Work required: All of the lines below are to be transcribed faithfully, with pictures excluded from the copy.

<<<<

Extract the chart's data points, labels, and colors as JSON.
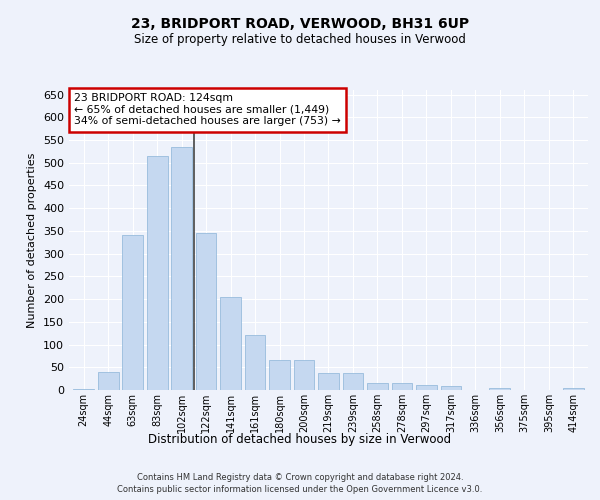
{
  "title": "23, BRIDPORT ROAD, VERWOOD, BH31 6UP",
  "subtitle": "Size of property relative to detached houses in Verwood",
  "xlabel": "Distribution of detached houses by size in Verwood",
  "ylabel": "Number of detached properties",
  "categories": [
    "24sqm",
    "44sqm",
    "63sqm",
    "83sqm",
    "102sqm",
    "122sqm",
    "141sqm",
    "161sqm",
    "180sqm",
    "200sqm",
    "219sqm",
    "239sqm",
    "258sqm",
    "278sqm",
    "297sqm",
    "317sqm",
    "336sqm",
    "356sqm",
    "375sqm",
    "395sqm",
    "414sqm"
  ],
  "values": [
    2,
    40,
    340,
    515,
    535,
    345,
    205,
    120,
    65,
    65,
    37,
    37,
    15,
    15,
    10,
    8,
    0,
    5,
    0,
    0,
    5
  ],
  "bar_color": "#c5d8f0",
  "bar_edge_color": "#8ab4d8",
  "highlight_bar_index": 5,
  "highlight_line_color": "#444444",
  "annotation_text": "23 BRIDPORT ROAD: 124sqm\n← 65% of detached houses are smaller (1,449)\n34% of semi-detached houses are larger (753) →",
  "annotation_box_color": "#ffffff",
  "annotation_box_edge_color": "#cc0000",
  "ylim": [
    0,
    660
  ],
  "yticks": [
    0,
    50,
    100,
    150,
    200,
    250,
    300,
    350,
    400,
    450,
    500,
    550,
    600,
    650
  ],
  "background_color": "#eef2fb",
  "grid_color": "#ffffff",
  "footer_line1": "Contains HM Land Registry data © Crown copyright and database right 2024.",
  "footer_line2": "Contains public sector information licensed under the Open Government Licence v3.0."
}
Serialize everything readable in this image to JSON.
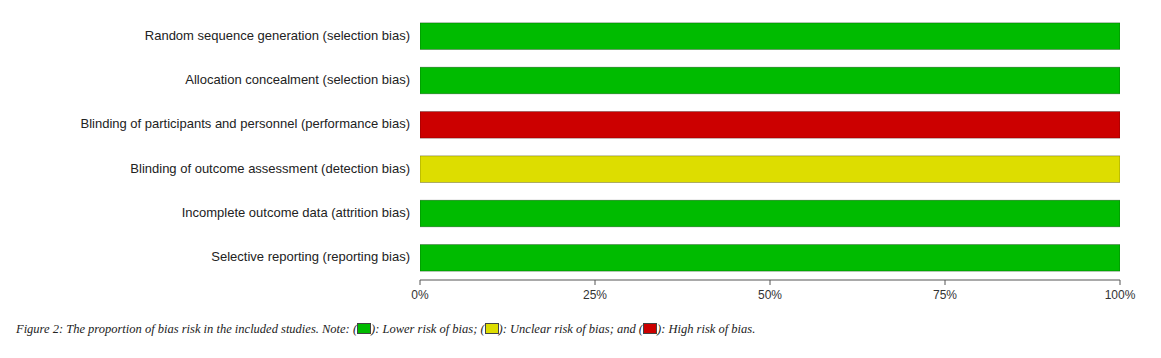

>>>>

Solved exercise:
Extract the chart's data points, labels, and colors as JSON.
{
  "title": "23, BRIDPORT ROAD, VERWOOD, BH31 6UP",
  "subtitle": "Size of property relative to detached houses in Verwood",
  "xlabel": "Distribution of detached houses by size in Verwood",
  "ylabel": "Number of detached properties",
  "categories": [
    "24sqm",
    "44sqm",
    "63sqm",
    "83sqm",
    "102sqm",
    "122sqm",
    "141sqm",
    "161sqm",
    "180sqm",
    "200sqm",
    "219sqm",
    "239sqm",
    "258sqm",
    "278sqm",
    "297sqm",
    "317sqm",
    "336sqm",
    "356sqm",
    "375sqm",
    "395sqm",
    "414sqm"
  ],
  "values": [
    2,
    40,
    340,
    515,
    535,
    345,
    205,
    120,
    65,
    65,
    37,
    37,
    15,
    15,
    10,
    8,
    0,
    5,
    0,
    0,
    5
  ],
  "bar_color": "#c5d8f0",
  "bar_edge_color": "#8ab4d8",
  "highlight_bar_index": 5,
  "highlight_line_color": "#444444",
  "annotation_text": "23 BRIDPORT ROAD: 124sqm\n← 65% of detached houses are smaller (1,449)\n34% of semi-detached houses are larger (753) →",
  "annotation_box_color": "#ffffff",
  "annotation_box_edge_color": "#cc0000",
  "ylim": [
    0,
    660
  ],
  "yticks": [
    0,
    50,
    100,
    150,
    200,
    250,
    300,
    350,
    400,
    450,
    500,
    550,
    600,
    650
  ],
  "background_color": "#eef2fb",
  "grid_color": "#ffffff",
  "footer_line1": "Contains HM Land Registry data © Crown copyright and database right 2024.",
  "footer_line2": "Contains public sector information licensed under the Open Government Licence v3.0."
}
Serialize everything readable in this image to JSON.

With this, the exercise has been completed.